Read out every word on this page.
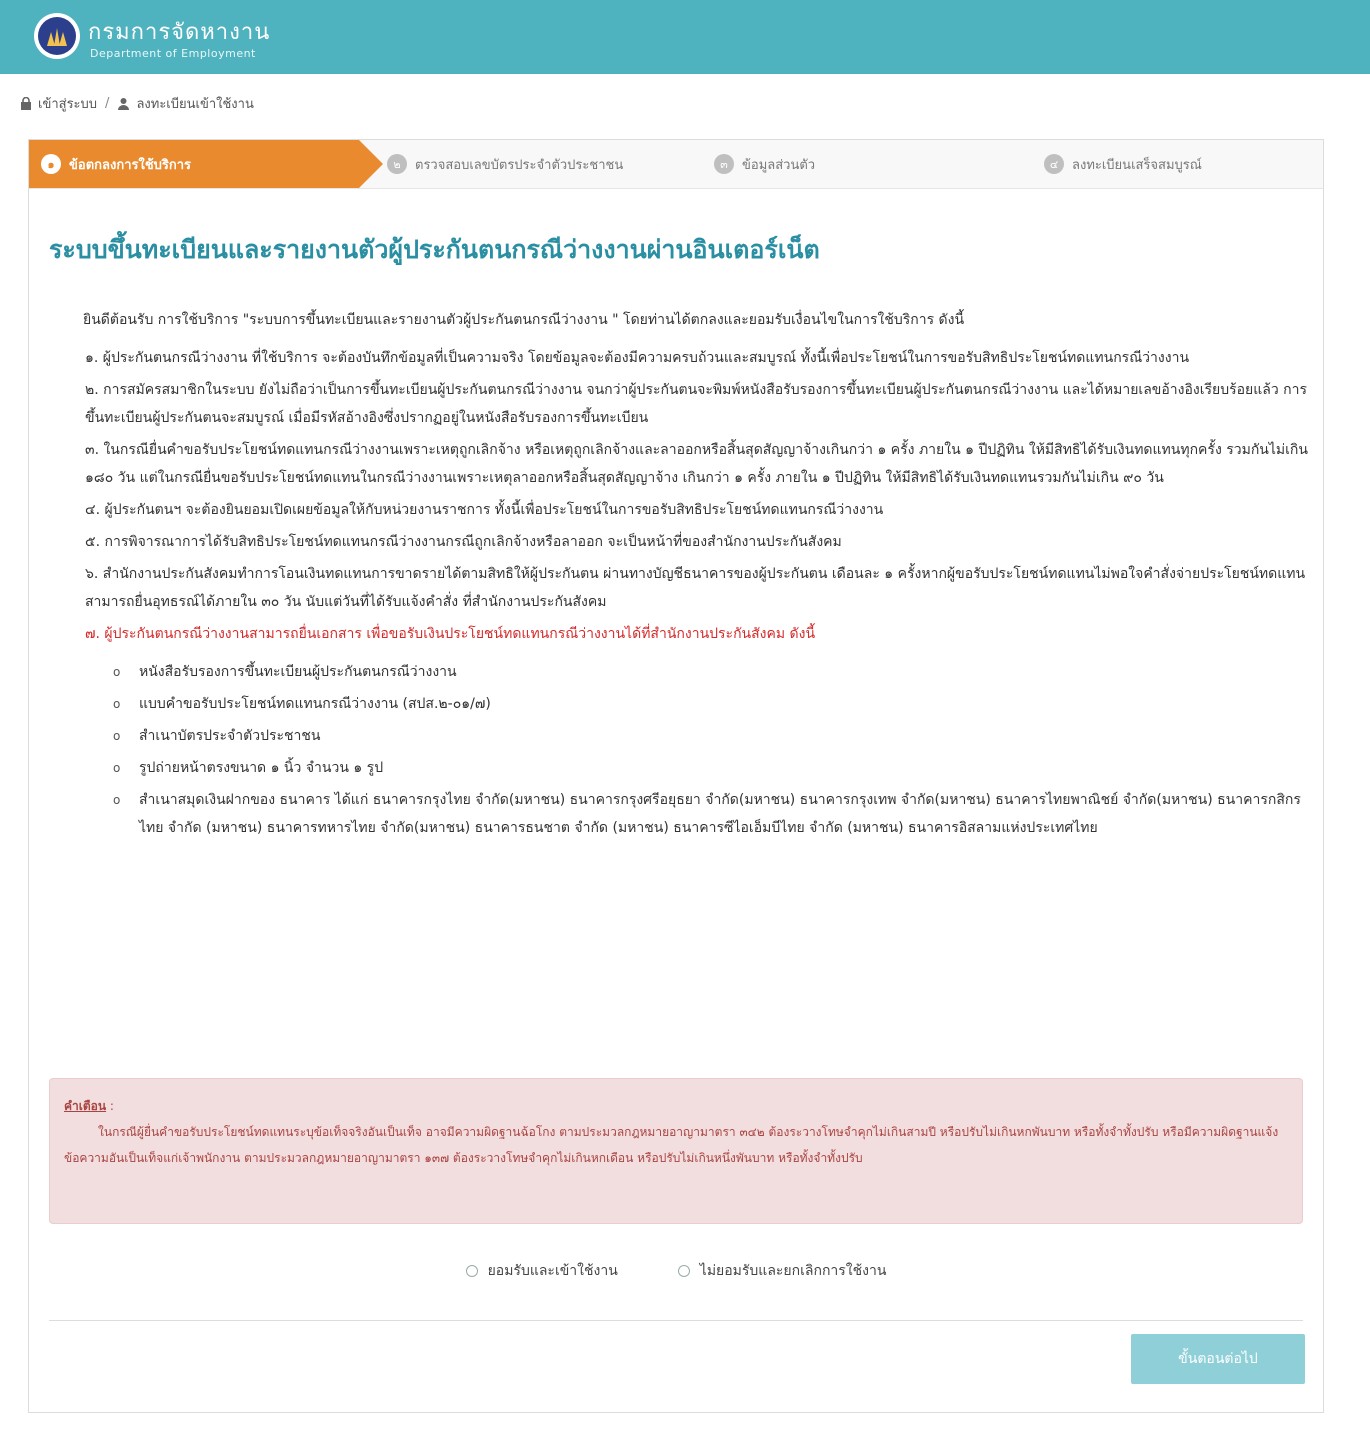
กรมการจัดหางาน
Department of Employment
เข้าสู่ระบบ / ลงทะเบียนเข้าใช้งาน
๑	ข้อตกลงการใช้บริการ	๒	ตรวจสอบเลขบัตรประจำตัวประชาชน	๓	ข้อมูลส่วนตัว	๔	ลงทะเบียนเสร็จสมบูรณ์
ระบบขึ้นทะเบียนและรายงานตัวผู้ประกันตนกรณีว่างงานผ่านอินเตอร์เน็ต
ยินดีต้อนรับ การใช้บริการ "ระบบการขึ้นทะเบียนและรายงานตัวผู้ประกันตนกรณีว่างงาน " โดยท่านได้ตกลงและยอมรับเงื่อนไขในการใช้บริการ ดังนี้
๑. ผู้ประกันตนกรณีว่างงาน ที่ใช้บริการ จะต้องบันทึกข้อมูลที่เป็นความจริง โดยข้อมูลจะต้องมีความครบถ้วนและสมบูรณ์ ทั้งนี้เพื่อประโยชน์ในการขอรับสิทธิประโยชน์ทดแทนกรณีว่างงาน
๒. การสมัครสมาชิกในระบบ ยังไม่ถือว่าเป็นการขึ้นทะเบียนผู้ประกันตนกรณีว่างงาน จนกว่าผู้ประกันตนจะพิมพ์หนังสือรับรองการขึ้นทะเบียนผู้ประกันตนกรณีว่างงาน และได้หมายเลขอ้างอิงเรียบร้อยแล้ว การขึ้นทะเบียนผู้ประกันตนจะสมบูรณ์ เมื่อมีรหัสอ้างอิงซึ่งปรากฏอยู่ในหนังสือรับรองการขึ้นทะเบียน
๓. ในกรณียื่นคำขอรับประโยชน์ทดแทนกรณีว่างงานเพราะเหตุถูกเลิกจ้าง หรือเหตุถูกเลิกจ้างและลาออกหรือสิ้นสุดสัญญาจ้างเกินกว่า ๑ ครั้ง ภายใน ๑ ปีปฏิทิน ให้มีสิทธิได้รับเงินทดแทนทุกครั้ง รวมกันไม่เกิน ๑๘๐ วัน แต่ในกรณียื่นขอรับประโยชน์ทดแทนในกรณีว่างงานเพราะเหตุลาออกหรือสิ้นสุดสัญญาจ้าง เกินกว่า ๑ ครั้ง ภายใน ๑ ปีปฏิทิน ให้มีสิทธิได้รับเงินทดแทนรวมกันไม่เกิน ๙๐ วัน
๔. ผู้ประกันตนฯ จะต้องยินยอมเปิดเผยข้อมูลให้กับหน่วยงานราชการ ทั้งนี้เพื่อประโยชน์ในการขอรับสิทธิประโยชน์ทดแทนกรณีว่างงาน
๕. การพิจารณาการได้รับสิทธิประโยชน์ทดแทนกรณีว่างงานกรณีถูกเลิกจ้างหรือลาออก จะเป็นหน้าที่ของสำนักงานประกันสังคม
๖. สำนักงานประกันสังคมทำการโอนเงินทดแทนการขาดรายได้ตามสิทธิให้ผู้ประกันตน ผ่านทางบัญชีธนาคารของผู้ประกันตน เดือนละ ๑ ครั้งหากผู้ขอรับประโยชน์ทดแทนไม่พอใจคำสั่งจ่ายประโยชน์ทดแทน สามารถยื่นอุทธรณ์ได้ภายใน ๓๐ วัน นับแต่วันที่ได้รับแจ้งคำสั่ง ที่สำนักงานประกันสังคม
๗. ผู้ประกันตนกรณีว่างงานสามารถยื่นเอกสาร เพื่อขอรับเงินประโยชน์ทดแทนกรณีว่างงานได้ที่สำนักงานประกันสังคม ดังนี้
o หนังสือรับรองการขึ้นทะเบียนผู้ประกันตนกรณีว่างงาน
o แบบคำขอรับประโยชน์ทดแทนกรณีว่างงาน (สปส.๒-๐๑/๗)
o สำเนาบัตรประจำตัวประชาชน
o รูปถ่ายหน้าตรงขนาด ๑ นิ้ว จำนวน ๑ รูป
o สำเนาสมุดเงินฝากของ ธนาคาร ได้แก่ ธนาคารกรุงไทย จำกัด(มหาชน) ธนาคารกรุงศรีอยุธยา จำกัด(มหาชน) ธนาคารกรุงเทพ จำกัด(มหาชน) ธนาคารไทยพาณิชย์ จำกัด(มหาชน) ธนาคารกสิกรไทย จำกัด (มหาชน) ธนาคารทหารไทย จำกัด(มหาชน) ธนาคารธนชาต จำกัด (มหาชน) ธนาคารซีไอเอ็มบีไทย จำกัด (มหาชน) ธนาคารอิสลามแห่งประเทศไทย
คำเตือน :
ในกรณีผู้ยื่นคำขอรับประโยชน์ทดแทนระบุข้อเท็จจริงอันเป็นเท็จ อาจมีความผิดฐานฉ้อโกง ตามประมวลกฎหมายอาญามาตรา ๓๔๒ ต้องระวางโทษจำคุกไม่เกินสามปี หรือปรับไม่เกินหกพันบาท หรือทั้งจำทั้งปรับ หรือมีความผิดฐานแจ้งข้อความอันเป็นเท็จแก่เจ้าพนักงาน ตามประมวลกฎหมายอาญามาตรา ๑๓๗ ต้องระวางโทษจำคุกไม่เกินหกเดือน หรือปรับไม่เกินหนึ่งพันบาท หรือทั้งจำทั้งปรับ
ยอมรับและเข้าใช้งาน	ไม่ยอมรับและยกเลิกการใช้งาน
ขั้นตอนต่อไป
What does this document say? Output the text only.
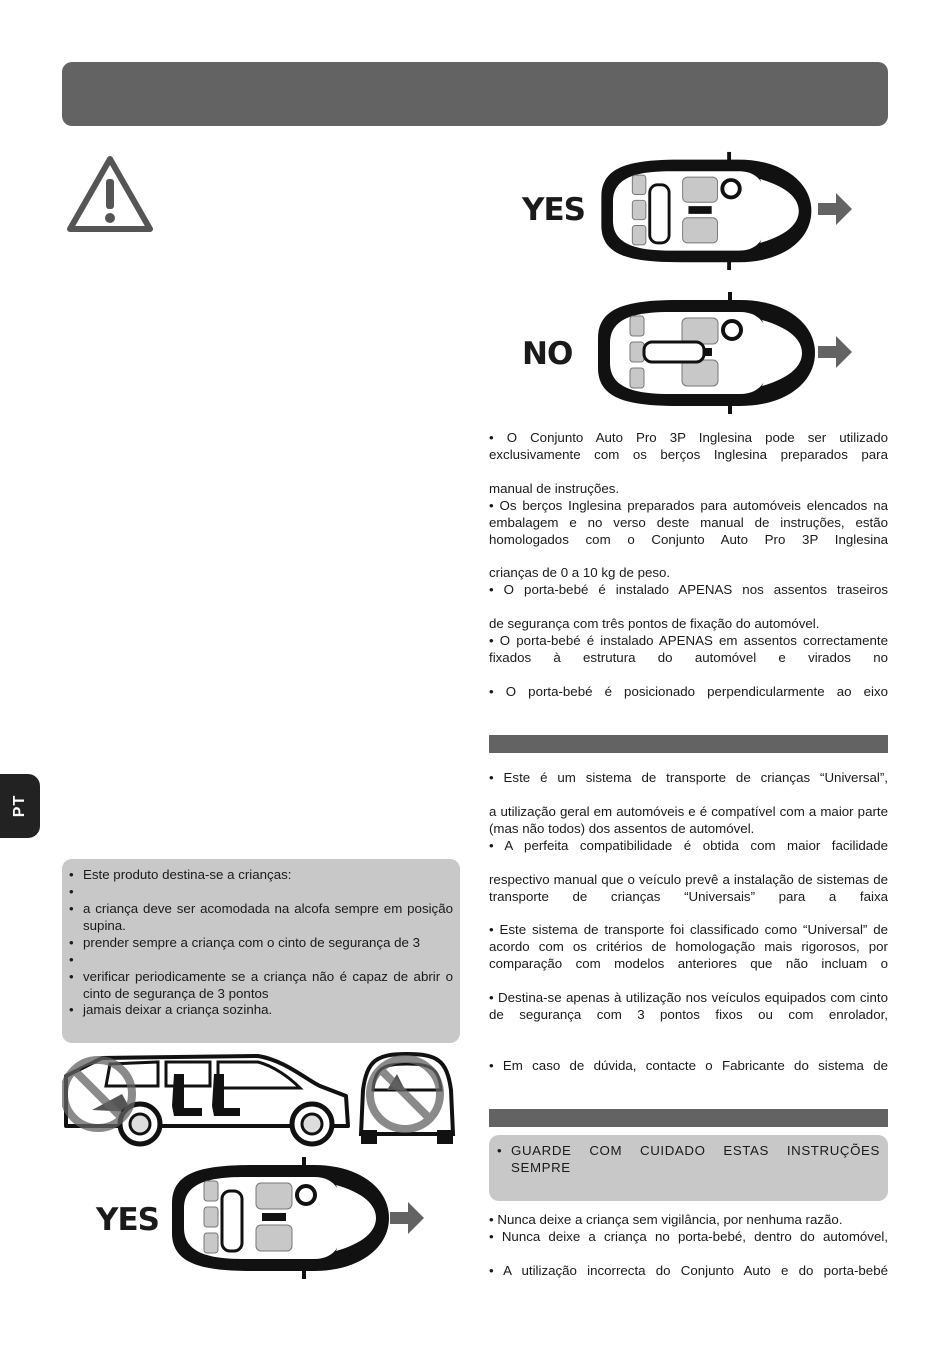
PT
YES
NO

• O Conjunto Auto Pro 3P Inglesina pode ser utilizado exclusivamente com os berços Inglesina preparados para

manual de instruções.

• Os berços Inglesina preparados para automóveis elencados na embalagem e no verso deste manual de instruções, estão homologados com o Conjunto Auto Pro 3P Inglesina

crianças de 0 a 10 kg de peso.

• O porta-bebé é instalado APENAS nos assentos traseiros

de segurança com três pontos de fixação do automóvel.

• O porta-bebé é instalado APENAS em assentos correctamente fixados à estrutura do automóvel e virados no

• O porta-bebé é posicionado perpendicularmente ao eixo

• Este é um sistema de transporte de crianças “Universal”,

a utilização geral em automóveis e é compatível com a maior parte (mas não todos) dos assentos de automóvel.

• A perfeita compatibilidade é obtida com maior facilidade

respectivo manual que o veículo prevê a instalação de sistemas de transporte de crianças “Universais” para a faixa

• Este sistema de transporte foi classificado como “Universal” de acordo com os critérios de homologação mais rigorosos, por comparação com modelos anteriores que não incluam o

• Destina-se apenas à utilização nos veículos equipados com cinto de segurança com 3 pontos fixos ou com enrolador,

• Em caso de dúvida, contacte o Fabricante do sistema de

• GUARDE COM CUIDADO ESTAS INSTRUÇÕES SEMPRE

• Nunca deixe a criança sem vigilância, por nenhuma razão.

• Nunca deixe a criança no porta-bebé, dentro do automóvel,

• A utilização incorrecta do Conjunto Auto e do porta-bebé

• Este produto destina-se a crianças:
•
• a criança deve ser acomodada na alcofa sempre em posição supina.
• prender sempre a criança com o cinto de segurança de 3
•
• verificar periodicamente se a criança não é capaz de abrir o cinto de segurança de 3 pontos
• jamais deixar a criança sozinha.
YES
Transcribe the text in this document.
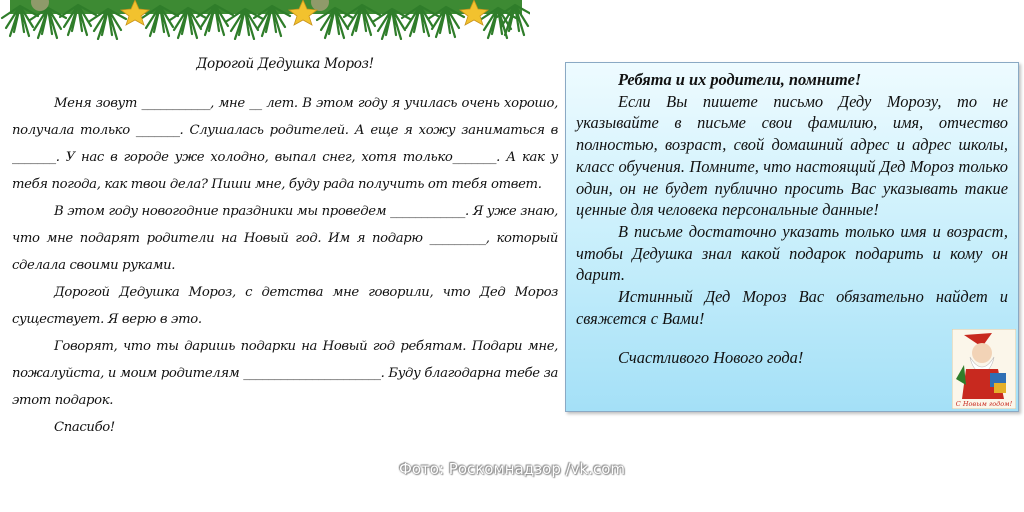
Дорогой Дедушка Мороз!

Меня зовут ___________, мне __ лет. В этом году я училась очень хорошо, получала только _______. Слушалась родителей. А еще я хожу заниматься в _______. У нас в городе уже холодно, выпал снег, хотя только_______. А как у тебя погода, как твои дела? Пиши мне, буду рада получить от тебя ответ.

В этом году новогодние праздники мы проведем ____________. Я уже знаю, что мне подарят родители на Новый год. Им я подарю _________, который сделала своими руками.

Дорогой Дедушка Мороз, с детства мне говорили, что Дед Мороз существует. Я верю в это.

Говорят, что ты даришь подарки на Новый год ребятам. Подари мне, пожалуйста, и моим родителям ______________________. Буду благодарна тебе за этот подарок.

Спасибо!

Ребята и их родители, помните!

Если Вы пишете письмо Деду Морозу, то не указывайте в письме свои фамилию, имя, отчество полностью, возраст, свой домашний адрес и адрес школы, класс обучения. Помните, что настоящий Дед Мороз только один, он не будет публично просить Вас указывать такие ценные для человека персональные данные!

В письме достаточно указать только имя и возраст, чтобы Дедушка знал какой подарок подарить и кому он дарит.

Истинный Дед Мороз Вас обязательно найдет и свяжется с Вами!

Счастливого Нового года!

С Новым годом!
Фото: Роскомнадзор /vk.com
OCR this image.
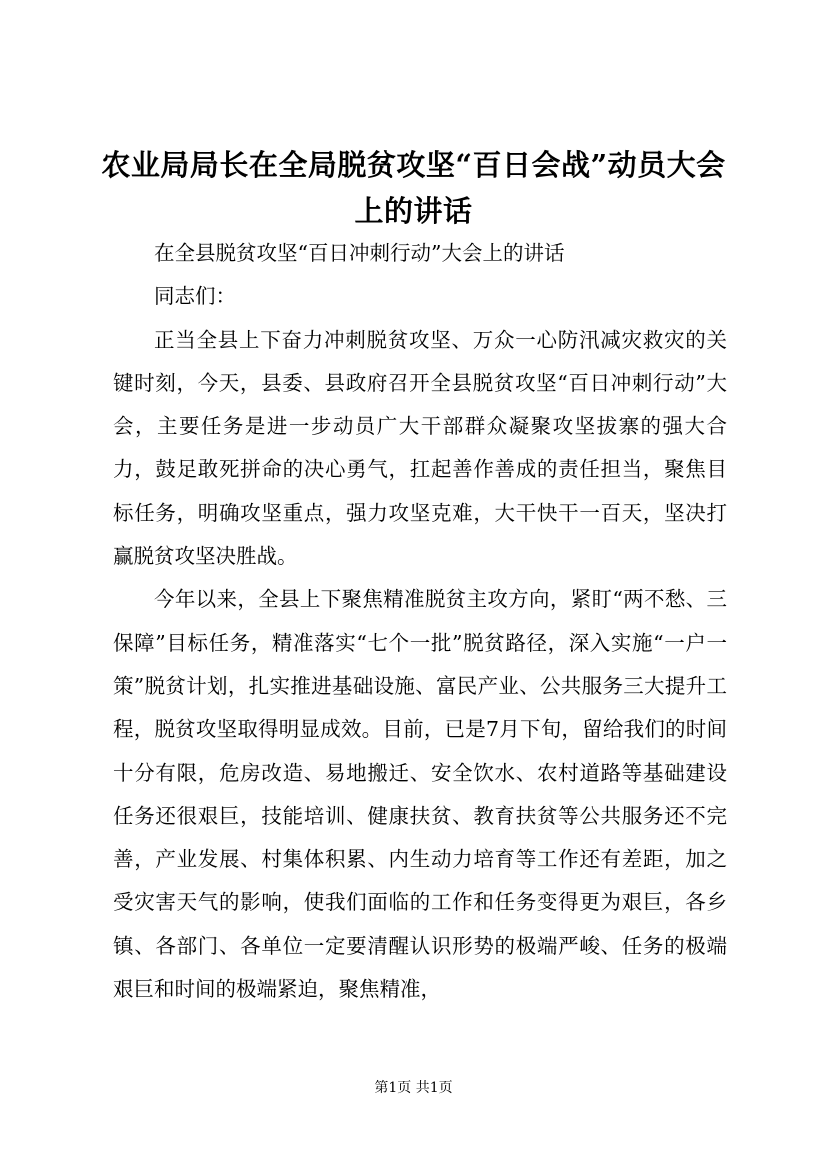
农业局局长在全局脱贫攻坚“百日会战”动员大会上的讲话

在全县脱贫攻坚“百日冲刺行动”大会上的讲话

同志们：

正当全县上下奋力冲刺脱贫攻坚、万众一心防汛减灾救灾的关键时刻，今天，县委、县政府召开全县脱贫攻坚“百日冲刺行动”大会，主要任务是进一步动员广大干部群众凝聚攻坚拔寨的强大合力，鼓足敢死拼命的决心勇气，扛起善作善成的责任担当，聚焦目标任务，明确攻坚重点，强力攻坚克难，大干快干一百天，坚决打赢脱贫攻坚决胜战。

今年以来，全县上下聚焦精准脱贫主攻方向，紧盯“两不愁、三保障”目标任务，精准落实“七个一批”脱贫路径，深入实施“一户一策”脱贫计划，扎实推进基础设施、富民产业、公共服务三大提升工程，脱贫攻坚取得明显成效。目前，已是7月下旬，留给我们的时间十分有限，危房改造、易地搬迁、安全饮水、农村道路等基础建设任务还很艰巨，技能培训、健康扶贫、教育扶贫等公共服务还不完善，产业发展、村集体积累、内生动力培育等工作还有差距，加之受灾害天气的影响，使我们面临的工作和任务变得更为艰巨，各乡镇、各部门、各单位一定要清醒认识形势的极端严峻、任务的极端艰巨和时间的极端紧迫，聚焦精准，

第1页 共1页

PROBLEM TO WORK ON: Every line from the one with "OCR this image." through the last line of the material gets printed exactly, and nothing more. Omit the pictures.

ANSWER TO THE TASK:
OCR this image.
农业局局长在全局脱贫攻坚“百日会战”动员大会上的讲话

在全县脱贫攻坚“百日冲刺行动”大会上的讲话

同志们：

正当全县上下奋力冲刺脱贫攻坚、万众一心防汛减灾救灾的关键时刻，今天，县委、县政府召开全县脱贫攻坚“百日冲刺行动”大会，主要任务是进一步动员广大干部群众凝聚攻坚拔寨的强大合力，鼓足敢死拼命的决心勇气，扛起善作善成的责任担当，聚焦目标任务，明确攻坚重点，强力攻坚克难，大干快干一百天，坚决打赢脱贫攻坚决胜战。

今年以来，全县上下聚焦精准脱贫主攻方向，紧盯“两不愁、三保障”目标任务，精准落实“七个一批”脱贫路径，深入实施“一户一策”脱贫计划，扎实推进基础设施、富民产业、公共服务三大提升工程，脱贫攻坚取得明显成效。目前，已是7月下旬，留给我们的时间十分有限，危房改造、易地搬迁、安全饮水、农村道路等基础建设任务还很艰巨，技能培训、健康扶贫、教育扶贫等公共服务还不完善，产业发展、村集体积累、内生动力培育等工作还有差距，加之受灾害天气的影响，使我们面临的工作和任务变得更为艰巨，各乡镇、各部门、各单位一定要清醒认识形势的极端严峻、任务的极端艰巨和时间的极端紧迫，聚焦精准，

第1页 共1页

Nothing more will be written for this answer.